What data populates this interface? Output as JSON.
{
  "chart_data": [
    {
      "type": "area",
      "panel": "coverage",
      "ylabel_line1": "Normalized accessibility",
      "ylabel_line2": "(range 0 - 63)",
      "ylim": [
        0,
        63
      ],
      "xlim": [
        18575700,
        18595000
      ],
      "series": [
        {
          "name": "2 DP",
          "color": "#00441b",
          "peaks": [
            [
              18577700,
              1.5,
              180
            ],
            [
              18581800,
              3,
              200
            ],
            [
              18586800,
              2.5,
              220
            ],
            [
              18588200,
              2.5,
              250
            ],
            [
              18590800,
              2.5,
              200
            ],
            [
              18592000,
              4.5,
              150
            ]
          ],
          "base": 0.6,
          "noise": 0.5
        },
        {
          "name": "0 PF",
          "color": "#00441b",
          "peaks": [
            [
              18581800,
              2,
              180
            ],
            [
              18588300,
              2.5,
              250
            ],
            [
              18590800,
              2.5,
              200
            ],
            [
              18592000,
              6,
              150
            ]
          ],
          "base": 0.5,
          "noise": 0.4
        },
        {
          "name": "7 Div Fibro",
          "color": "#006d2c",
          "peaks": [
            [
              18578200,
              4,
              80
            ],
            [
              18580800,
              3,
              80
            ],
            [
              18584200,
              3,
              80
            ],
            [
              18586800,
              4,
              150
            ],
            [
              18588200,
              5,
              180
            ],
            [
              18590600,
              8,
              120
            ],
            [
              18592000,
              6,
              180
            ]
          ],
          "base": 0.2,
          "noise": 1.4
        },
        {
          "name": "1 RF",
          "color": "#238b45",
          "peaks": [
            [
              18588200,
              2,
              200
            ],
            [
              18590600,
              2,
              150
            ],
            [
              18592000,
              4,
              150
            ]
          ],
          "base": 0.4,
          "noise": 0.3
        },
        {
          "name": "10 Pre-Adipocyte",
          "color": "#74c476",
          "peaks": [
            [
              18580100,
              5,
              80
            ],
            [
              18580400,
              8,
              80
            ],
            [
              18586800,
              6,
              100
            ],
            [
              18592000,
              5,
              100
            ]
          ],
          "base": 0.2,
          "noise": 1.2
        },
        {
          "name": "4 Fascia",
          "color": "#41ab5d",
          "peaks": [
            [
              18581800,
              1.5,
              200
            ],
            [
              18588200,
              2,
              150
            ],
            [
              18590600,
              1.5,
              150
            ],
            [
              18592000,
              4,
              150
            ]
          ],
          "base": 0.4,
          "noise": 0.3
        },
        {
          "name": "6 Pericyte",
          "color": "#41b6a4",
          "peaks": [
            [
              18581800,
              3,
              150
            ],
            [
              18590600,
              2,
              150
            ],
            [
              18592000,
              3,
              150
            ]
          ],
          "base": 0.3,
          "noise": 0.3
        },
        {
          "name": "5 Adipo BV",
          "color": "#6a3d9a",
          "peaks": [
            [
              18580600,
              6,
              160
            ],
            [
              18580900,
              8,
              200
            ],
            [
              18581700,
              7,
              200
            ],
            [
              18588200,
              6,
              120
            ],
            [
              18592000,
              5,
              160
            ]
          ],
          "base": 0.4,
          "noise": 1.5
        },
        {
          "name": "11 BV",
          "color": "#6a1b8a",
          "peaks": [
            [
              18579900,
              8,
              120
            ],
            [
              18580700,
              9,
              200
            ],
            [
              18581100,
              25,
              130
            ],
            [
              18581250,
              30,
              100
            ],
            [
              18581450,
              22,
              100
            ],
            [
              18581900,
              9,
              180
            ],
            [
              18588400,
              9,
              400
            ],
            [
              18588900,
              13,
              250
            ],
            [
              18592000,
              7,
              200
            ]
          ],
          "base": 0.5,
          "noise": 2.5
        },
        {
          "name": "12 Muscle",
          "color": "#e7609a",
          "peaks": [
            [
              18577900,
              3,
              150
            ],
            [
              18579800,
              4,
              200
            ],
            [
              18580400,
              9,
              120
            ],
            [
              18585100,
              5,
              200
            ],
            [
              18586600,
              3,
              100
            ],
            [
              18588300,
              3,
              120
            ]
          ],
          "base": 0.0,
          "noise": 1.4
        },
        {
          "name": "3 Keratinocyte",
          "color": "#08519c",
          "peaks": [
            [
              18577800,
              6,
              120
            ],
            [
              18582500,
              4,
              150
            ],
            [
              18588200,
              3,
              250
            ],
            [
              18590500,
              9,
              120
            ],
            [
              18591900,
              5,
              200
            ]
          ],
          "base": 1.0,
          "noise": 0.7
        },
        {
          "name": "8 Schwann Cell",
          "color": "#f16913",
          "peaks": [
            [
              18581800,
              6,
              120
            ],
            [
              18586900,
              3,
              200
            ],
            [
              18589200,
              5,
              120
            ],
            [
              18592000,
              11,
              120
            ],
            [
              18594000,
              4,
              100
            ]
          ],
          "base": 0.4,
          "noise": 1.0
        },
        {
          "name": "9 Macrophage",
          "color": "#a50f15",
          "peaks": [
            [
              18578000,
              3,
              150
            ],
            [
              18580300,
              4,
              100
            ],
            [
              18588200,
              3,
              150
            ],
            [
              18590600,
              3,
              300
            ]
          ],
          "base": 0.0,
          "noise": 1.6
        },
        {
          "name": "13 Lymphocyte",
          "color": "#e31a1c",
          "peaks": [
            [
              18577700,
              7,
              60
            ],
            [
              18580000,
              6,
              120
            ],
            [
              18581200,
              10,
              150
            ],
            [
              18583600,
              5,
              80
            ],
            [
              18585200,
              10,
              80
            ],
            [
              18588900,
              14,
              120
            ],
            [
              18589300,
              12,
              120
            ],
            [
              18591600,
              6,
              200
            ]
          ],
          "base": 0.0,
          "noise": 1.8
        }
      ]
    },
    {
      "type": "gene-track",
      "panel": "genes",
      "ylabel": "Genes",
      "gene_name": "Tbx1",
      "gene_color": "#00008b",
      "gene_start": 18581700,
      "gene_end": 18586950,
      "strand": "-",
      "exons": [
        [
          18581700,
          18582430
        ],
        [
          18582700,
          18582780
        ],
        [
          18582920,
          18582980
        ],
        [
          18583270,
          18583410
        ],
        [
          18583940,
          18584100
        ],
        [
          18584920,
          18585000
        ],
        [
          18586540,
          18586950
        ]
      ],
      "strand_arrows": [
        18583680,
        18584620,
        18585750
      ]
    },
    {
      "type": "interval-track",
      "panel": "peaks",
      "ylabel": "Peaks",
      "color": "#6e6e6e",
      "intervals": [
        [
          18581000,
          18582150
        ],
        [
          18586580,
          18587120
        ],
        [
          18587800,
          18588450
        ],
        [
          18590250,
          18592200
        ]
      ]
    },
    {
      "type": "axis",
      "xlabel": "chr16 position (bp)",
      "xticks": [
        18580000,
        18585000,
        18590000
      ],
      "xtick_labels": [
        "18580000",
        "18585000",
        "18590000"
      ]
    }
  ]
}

::::

### [Goal of the exercise]
Take the data above and return it exactly.

### [Response below]
What data populates this interface? Output as JSON.
{
  "chart_data": [
    {
      "type": "area",
      "panel": "coverage",
      "ylabel_line1": "Normalized accessibility",
      "ylabel_line2": "(range 0 - 63)",
      "ylim": [
        0,
        63
      ],
      "xlim": [
        18575700,
        18595000
      ],
      "series": [
        {
          "name": "2 DP",
          "color": "#00441b",
          "peaks": [
            [
              18577700,
              1.5,
              180
            ],
            [
              18581800,
              3,
              200
            ],
            [
              18586800,
              2.5,
              220
            ],
            [
              18588200,
              2.5,
              250
            ],
            [
              18590800,
              2.5,
              200
            ],
            [
              18592000,
              4.5,
              150
            ]
          ],
          "base": 0.6,
          "noise": 0.5
        },
        {
          "name": "0 PF",
          "color": "#00441b",
          "peaks": [
            [
              18581800,
              2,
              180
            ],
            [
              18588300,
              2.5,
              250
            ],
            [
              18590800,
              2.5,
              200
            ],
            [
              18592000,
              6,
              150
            ]
          ],
          "base": 0.5,
          "noise": 0.4
        },
        {
          "name": "7 Div Fibro",
          "color": "#006d2c",
          "peaks": [
            [
              18578200,
              4,
              80
            ],
            [
              18580800,
              3,
              80
            ],
            [
              18584200,
              3,
              80
            ],
            [
              18586800,
              4,
              150
            ],
            [
              18588200,
              5,
              180
            ],
            [
              18590600,
              8,
              120
            ],
            [
              18592000,
              6,
              180
            ]
          ],
          "base": 0.2,
          "noise": 1.4
        },
        {
          "name": "1 RF",
          "color": "#238b45",
          "peaks": [
            [
              18588200,
              2,
              200
            ],
            [
              18590600,
              2,
              150
            ],
            [
              18592000,
              4,
              150
            ]
          ],
          "base": 0.4,
          "noise": 0.3
        },
        {
          "name": "10 Pre-Adipocyte",
          "color": "#74c476",
          "peaks": [
            [
              18580100,
              5,
              80
            ],
            [
              18580400,
              8,
              80
            ],
            [
              18586800,
              6,
              100
            ],
            [
              18592000,
              5,
              100
            ]
          ],
          "base": 0.2,
          "noise": 1.2
        },
        {
          "name": "4 Fascia",
          "color": "#41ab5d",
          "peaks": [
            [
              18581800,
              1.5,
              200
            ],
            [
              18588200,
              2,
              150
            ],
            [
              18590600,
              1.5,
              150
            ],
            [
              18592000,
              4,
              150
            ]
          ],
          "base": 0.4,
          "noise": 0.3
        },
        {
          "name": "6 Pericyte",
          "color": "#41b6a4",
          "peaks": [
            [
              18581800,
              3,
              150
            ],
            [
              18590600,
              2,
              150
            ],
            [
              18592000,
              3,
              150
            ]
          ],
          "base": 0.3,
          "noise": 0.3
        },
        {
          "name": "5 Adipo BV",
          "color": "#6a3d9a",
          "peaks": [
            [
              18580600,
              6,
              160
            ],
            [
              18580900,
              8,
              200
            ],
            [
              18581700,
              7,
              200
            ],
            [
              18588200,
              6,
              120
            ],
            [
              18592000,
              5,
              160
            ]
          ],
          "base": 0.4,
          "noise": 1.5
        },
        {
          "name": "11 BV",
          "color": "#6a1b8a",
          "peaks": [
            [
              18579900,
              8,
              120
            ],
            [
              18580700,
              9,
              200
            ],
            [
              18581100,
              25,
              130
            ],
            [
              18581250,
              30,
              100
            ],
            [
              18581450,
              22,
              100
            ],
            [
              18581900,
              9,
              180
            ],
            [
              18588400,
              9,
              400
            ],
            [
              18588900,
              13,
              250
            ],
            [
              18592000,
              7,
              200
            ]
          ],
          "base": 0.5,
          "noise": 2.5
        },
        {
          "name": "12 Muscle",
          "color": "#e7609a",
          "peaks": [
            [
              18577900,
              3,
              150
            ],
            [
              18579800,
              4,
              200
            ],
            [
              18580400,
              9,
              120
            ],
            [
              18585100,
              5,
              200
            ],
            [
              18586600,
              3,
              100
            ],
            [
              18588300,
              3,
              120
            ]
          ],
          "base": 0.0,
          "noise": 1.4
        },
        {
          "name": "3 Keratinocyte",
          "color": "#08519c",
          "peaks": [
            [
              18577800,
              6,
              120
            ],
            [
              18582500,
              4,
              150
            ],
            [
              18588200,
              3,
              250
            ],
            [
              18590500,
              9,
              120
            ],
            [
              18591900,
              5,
              200
            ]
          ],
          "base": 1.0,
          "noise": 0.7
        },
        {
          "name": "8 Schwann Cell",
          "color": "#f16913",
          "peaks": [
            [
              18581800,
              6,
              120
            ],
            [
              18586900,
              3,
              200
            ],
            [
              18589200,
              5,
              120
            ],
            [
              18592000,
              11,
              120
            ],
            [
              18594000,
              4,
              100
            ]
          ],
          "base": 0.4,
          "noise": 1.0
        },
        {
          "name": "9 Macrophage",
          "color": "#a50f15",
          "peaks": [
            [
              18578000,
              3,
              150
            ],
            [
              18580300,
              4,
              100
            ],
            [
              18588200,
              3,
              150
            ],
            [
              18590600,
              3,
              300
            ]
          ],
          "base": 0.0,
          "noise": 1.6
        },
        {
          "name": "13 Lymphocyte",
          "color": "#e31a1c",
          "peaks": [
            [
              18577700,
              7,
              60
            ],
            [
              18580000,
              6,
              120
            ],
            [
              18581200,
              10,
              150
            ],
            [
              18583600,
              5,
              80
            ],
            [
              18585200,
              10,
              80
            ],
            [
              18588900,
              14,
              120
            ],
            [
              18589300,
              12,
              120
            ],
            [
              18591600,
              6,
              200
            ]
          ],
          "base": 0.0,
          "noise": 1.8
        }
      ]
    },
    {
      "type": "gene-track",
      "panel": "genes",
      "ylabel": "Genes",
      "gene_name": "Tbx1",
      "gene_color": "#00008b",
      "gene_start": 18581700,
      "gene_end": 18586950,
      "strand": "-",
      "exons": [
        [
          18581700,
          18582430
        ],
        [
          18582700,
          18582780
        ],
        [
          18582920,
          18582980
        ],
        [
          18583270,
          18583410
        ],
        [
          18583940,
          18584100
        ],
        [
          18584920,
          18585000
        ],
        [
          18586540,
          18586950
        ]
      ],
      "strand_arrows": [
        18583680,
        18584620,
        18585750
      ]
    },
    {
      "type": "interval-track",
      "panel": "peaks",
      "ylabel": "Peaks",
      "color": "#6e6e6e",
      "intervals": [
        [
          18581000,
          18582150
        ],
        [
          18586580,
          18587120
        ],
        [
          18587800,
          18588450
        ],
        [
          18590250,
          18592200
        ]
      ]
    },
    {
      "type": "axis",
      "xlabel": "chr16 position (bp)",
      "xticks": [
        18580000,
        18585000,
        18590000
      ],
      "xtick_labels": [
        "18580000",
        "18585000",
        "18590000"
      ]
    }
  ]
}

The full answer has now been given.